--- Excerpted passage Enclosed Below ---

FTP

From IndieWeb
Jump to: navigation, search

FTP is an abbreviation for File Transfer Protocol, a way to move files for a website or application to a different machine (like your webserver)...

Security

FTP is the familiar term used by many people using both insecure and secure transmission technologies.

While it is true that regular FTP is insecure, most providers offering have an sFTP which is the secure version, encrypting traffic in transit and protecting credentials and wire traffic from would-be attackers.

Other security considerations are that file overwrite, both intentional and accidental become more likely.

If using sftp, having a public and private key-pair presents more data for attackers to "crack" and can present as [weak] multi-factor authentication when the password for the private key-file is set.

Deployment

FTP, or file-system snapshot / transfer as a way to get software online is very straightforward, but older method of deployment. While it does make up a part of most modern deployment patterns, it does not for example run database migrations, or automatically execute any scripts.

Particularly of concern is for websites running distributed monoliths, or scaling out by putting parts or copies of their service on multiple servers, FTP alone would lead to many problems.

--- End of Enclosed Excerpted passage ---
--- Stored data Enclosed Below ---

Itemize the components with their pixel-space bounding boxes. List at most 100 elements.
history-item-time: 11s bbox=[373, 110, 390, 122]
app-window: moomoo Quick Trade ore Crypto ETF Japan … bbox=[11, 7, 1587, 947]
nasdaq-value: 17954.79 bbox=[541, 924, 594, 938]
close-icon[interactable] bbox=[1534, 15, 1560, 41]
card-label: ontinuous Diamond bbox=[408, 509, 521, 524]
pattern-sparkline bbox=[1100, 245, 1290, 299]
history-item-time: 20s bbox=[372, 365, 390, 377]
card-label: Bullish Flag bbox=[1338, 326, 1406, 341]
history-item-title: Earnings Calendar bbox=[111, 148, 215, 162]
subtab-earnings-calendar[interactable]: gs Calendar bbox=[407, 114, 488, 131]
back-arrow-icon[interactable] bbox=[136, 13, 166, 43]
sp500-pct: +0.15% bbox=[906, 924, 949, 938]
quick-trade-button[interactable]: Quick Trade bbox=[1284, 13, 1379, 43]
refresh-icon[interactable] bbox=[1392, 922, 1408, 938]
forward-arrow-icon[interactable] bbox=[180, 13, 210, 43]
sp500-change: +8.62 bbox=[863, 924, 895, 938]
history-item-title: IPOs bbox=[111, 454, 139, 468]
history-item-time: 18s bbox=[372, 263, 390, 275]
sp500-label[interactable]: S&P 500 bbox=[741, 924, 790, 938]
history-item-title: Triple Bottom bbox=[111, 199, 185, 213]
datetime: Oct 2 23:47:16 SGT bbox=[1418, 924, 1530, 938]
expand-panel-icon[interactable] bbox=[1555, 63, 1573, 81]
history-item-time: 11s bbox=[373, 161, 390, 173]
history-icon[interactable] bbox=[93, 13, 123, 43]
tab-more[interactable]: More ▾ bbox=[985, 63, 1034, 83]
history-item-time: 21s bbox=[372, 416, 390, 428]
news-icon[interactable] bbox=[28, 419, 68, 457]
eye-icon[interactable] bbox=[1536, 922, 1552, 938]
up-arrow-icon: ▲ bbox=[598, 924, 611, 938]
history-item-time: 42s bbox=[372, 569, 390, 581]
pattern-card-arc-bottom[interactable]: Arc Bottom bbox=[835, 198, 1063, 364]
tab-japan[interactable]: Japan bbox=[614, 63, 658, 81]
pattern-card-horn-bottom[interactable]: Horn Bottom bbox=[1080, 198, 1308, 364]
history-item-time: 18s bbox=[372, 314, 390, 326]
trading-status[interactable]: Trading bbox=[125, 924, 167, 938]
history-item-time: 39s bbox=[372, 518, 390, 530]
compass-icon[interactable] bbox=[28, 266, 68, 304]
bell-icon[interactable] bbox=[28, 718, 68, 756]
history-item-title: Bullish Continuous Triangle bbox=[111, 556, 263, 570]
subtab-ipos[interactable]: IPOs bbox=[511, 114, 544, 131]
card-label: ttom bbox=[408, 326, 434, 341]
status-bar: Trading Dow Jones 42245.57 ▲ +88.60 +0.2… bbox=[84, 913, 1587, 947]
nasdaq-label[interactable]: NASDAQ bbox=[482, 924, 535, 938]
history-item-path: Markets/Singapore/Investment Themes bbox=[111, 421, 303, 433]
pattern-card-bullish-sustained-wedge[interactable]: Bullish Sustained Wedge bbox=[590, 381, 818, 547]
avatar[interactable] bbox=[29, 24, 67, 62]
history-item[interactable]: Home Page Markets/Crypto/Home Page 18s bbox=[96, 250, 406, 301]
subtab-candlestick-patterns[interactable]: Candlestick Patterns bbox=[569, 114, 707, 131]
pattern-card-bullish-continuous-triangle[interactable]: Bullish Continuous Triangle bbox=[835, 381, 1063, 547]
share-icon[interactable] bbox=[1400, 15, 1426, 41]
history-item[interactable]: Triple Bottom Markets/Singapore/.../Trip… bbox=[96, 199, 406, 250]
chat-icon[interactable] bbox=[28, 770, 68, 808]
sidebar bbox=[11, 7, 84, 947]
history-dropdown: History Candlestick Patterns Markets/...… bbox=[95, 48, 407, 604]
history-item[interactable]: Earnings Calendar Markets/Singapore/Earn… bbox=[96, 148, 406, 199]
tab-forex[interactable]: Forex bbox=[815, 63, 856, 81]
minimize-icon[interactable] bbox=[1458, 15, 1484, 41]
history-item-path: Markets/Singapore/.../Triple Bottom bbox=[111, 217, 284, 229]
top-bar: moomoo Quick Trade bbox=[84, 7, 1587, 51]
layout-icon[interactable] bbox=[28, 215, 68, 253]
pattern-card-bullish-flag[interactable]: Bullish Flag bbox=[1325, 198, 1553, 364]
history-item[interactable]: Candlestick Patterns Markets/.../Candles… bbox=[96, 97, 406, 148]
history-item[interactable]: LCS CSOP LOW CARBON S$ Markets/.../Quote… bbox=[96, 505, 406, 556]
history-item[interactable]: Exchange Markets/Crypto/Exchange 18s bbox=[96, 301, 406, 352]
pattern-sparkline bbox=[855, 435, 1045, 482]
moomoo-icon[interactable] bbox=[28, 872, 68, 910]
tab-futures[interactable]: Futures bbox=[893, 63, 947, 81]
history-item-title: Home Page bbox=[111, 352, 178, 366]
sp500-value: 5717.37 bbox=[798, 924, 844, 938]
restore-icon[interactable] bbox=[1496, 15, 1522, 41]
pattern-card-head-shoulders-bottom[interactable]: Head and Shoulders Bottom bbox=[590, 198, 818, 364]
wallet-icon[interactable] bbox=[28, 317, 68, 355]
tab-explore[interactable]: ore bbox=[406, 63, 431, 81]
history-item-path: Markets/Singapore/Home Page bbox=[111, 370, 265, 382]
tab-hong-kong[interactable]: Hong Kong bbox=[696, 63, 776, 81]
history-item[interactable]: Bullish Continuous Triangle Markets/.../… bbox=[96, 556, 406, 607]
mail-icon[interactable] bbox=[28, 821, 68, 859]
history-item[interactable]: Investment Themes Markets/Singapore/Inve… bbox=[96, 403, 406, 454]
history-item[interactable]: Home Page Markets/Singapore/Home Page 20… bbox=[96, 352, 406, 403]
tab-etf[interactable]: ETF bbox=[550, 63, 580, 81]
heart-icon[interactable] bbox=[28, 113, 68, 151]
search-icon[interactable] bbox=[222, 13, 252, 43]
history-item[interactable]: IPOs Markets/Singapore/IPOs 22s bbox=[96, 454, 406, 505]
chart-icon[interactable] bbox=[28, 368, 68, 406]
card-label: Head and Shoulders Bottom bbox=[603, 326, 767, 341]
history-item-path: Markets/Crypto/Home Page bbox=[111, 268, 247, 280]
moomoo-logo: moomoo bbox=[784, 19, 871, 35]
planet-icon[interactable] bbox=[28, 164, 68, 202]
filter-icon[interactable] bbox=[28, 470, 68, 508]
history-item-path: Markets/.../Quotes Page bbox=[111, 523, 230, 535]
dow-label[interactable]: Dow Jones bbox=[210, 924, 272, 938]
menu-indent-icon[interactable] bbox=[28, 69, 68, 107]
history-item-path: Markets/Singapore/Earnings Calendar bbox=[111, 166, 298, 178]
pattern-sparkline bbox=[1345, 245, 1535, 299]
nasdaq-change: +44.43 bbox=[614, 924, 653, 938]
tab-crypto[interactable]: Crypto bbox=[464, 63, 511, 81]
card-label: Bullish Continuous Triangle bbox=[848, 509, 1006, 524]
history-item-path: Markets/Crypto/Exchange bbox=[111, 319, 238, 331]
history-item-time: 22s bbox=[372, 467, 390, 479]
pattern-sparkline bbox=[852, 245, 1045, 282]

--- End of Enclosed Stored data ---

Study questions:
[1] List the page title and each section heading in the FTP page, in the order they appear.
[2] Carry the FTP page forward from its last sentence, adding a few more sentences on the same topic in the same voice.

Your responses:
[1]
FTP
Security
Deployment

[2]
Problems

  • Partial file transfers may break established practice around source control, leading to irreversible changes, and down-time.
  • Filesystem snapshot changes may push new files, which interact with older files, leading to hard to track-down bugs.
  • If not using a secure variant of FTP, the contents of files and in some cases plain text usernames and passwords to push to servers may be read by malicious entities seeking to use file-system access to damage websites and services.
  • I am not aware of any MFA services providing any FTP guards, although sFTP/SSH to GitHub, can use branch protection when everyone including administrators are not allowed to push to a protected branch without checks such as code review and passing automated checks.